Stored items from a collection:
[Start]

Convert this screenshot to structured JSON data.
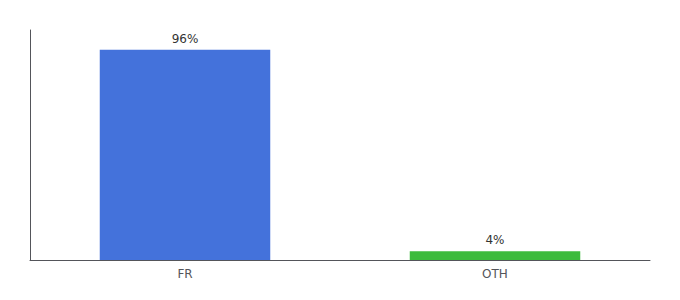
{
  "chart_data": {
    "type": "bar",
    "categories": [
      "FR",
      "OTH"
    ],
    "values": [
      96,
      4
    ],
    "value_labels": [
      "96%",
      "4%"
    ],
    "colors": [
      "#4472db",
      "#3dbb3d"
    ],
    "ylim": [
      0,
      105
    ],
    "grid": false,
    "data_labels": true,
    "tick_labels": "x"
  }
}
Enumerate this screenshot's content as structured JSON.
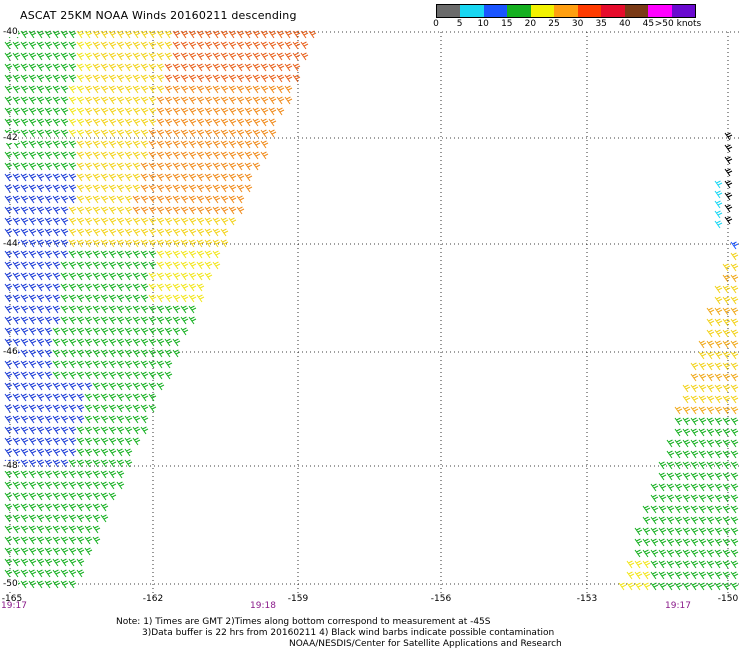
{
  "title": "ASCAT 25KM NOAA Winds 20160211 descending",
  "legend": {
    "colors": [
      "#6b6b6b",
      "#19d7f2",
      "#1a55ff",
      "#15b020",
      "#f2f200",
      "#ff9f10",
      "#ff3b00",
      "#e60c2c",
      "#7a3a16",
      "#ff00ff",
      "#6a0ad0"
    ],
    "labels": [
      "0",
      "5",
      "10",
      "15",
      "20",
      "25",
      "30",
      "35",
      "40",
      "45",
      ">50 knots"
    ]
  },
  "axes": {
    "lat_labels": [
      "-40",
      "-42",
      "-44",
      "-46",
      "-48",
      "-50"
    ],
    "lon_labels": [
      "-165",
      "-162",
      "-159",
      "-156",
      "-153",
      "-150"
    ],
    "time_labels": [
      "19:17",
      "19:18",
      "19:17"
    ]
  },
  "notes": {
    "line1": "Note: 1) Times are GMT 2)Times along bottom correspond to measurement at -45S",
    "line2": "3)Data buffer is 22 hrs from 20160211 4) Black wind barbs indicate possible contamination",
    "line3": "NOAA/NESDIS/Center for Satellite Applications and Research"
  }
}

[End]

Direction: Quote verbatim the final run of lines in the material above, from the line that contains "Enumerate this screenshot's" through the very last line, excluding any pictures.

Exercise solution:
Enumerate this screenshot's content as structured JSON.
{
  "title": "ASCAT 25KM NOAA Winds 20160211 descending",
  "legend": {
    "colors": [
      "#6b6b6b",
      "#19d7f2",
      "#1a55ff",
      "#15b020",
      "#f2f200",
      "#ff9f10",
      "#ff3b00",
      "#e60c2c",
      "#7a3a16",
      "#ff00ff",
      "#6a0ad0"
    ],
    "labels": [
      "0",
      "5",
      "10",
      "15",
      "20",
      "25",
      "30",
      "35",
      "40",
      "45",
      ">50 knots"
    ]
  },
  "axes": {
    "lat_labels": [
      "-40",
      "-42",
      "-44",
      "-46",
      "-48",
      "-50"
    ],
    "lon_labels": [
      "-165",
      "-162",
      "-159",
      "-156",
      "-153",
      "-150"
    ],
    "time_labels": [
      "19:17",
      "19:18",
      "19:17"
    ]
  },
  "notes": {
    "line1": "Note: 1) Times are GMT 2)Times along bottom correspond to measurement at -45S",
    "line2": "3)Data buffer is 22 hrs from 20160211 4) Black wind barbs indicate possible contamination",
    "line3": "NOAA/NESDIS/Center for Satellite Applications and Research"
  }
}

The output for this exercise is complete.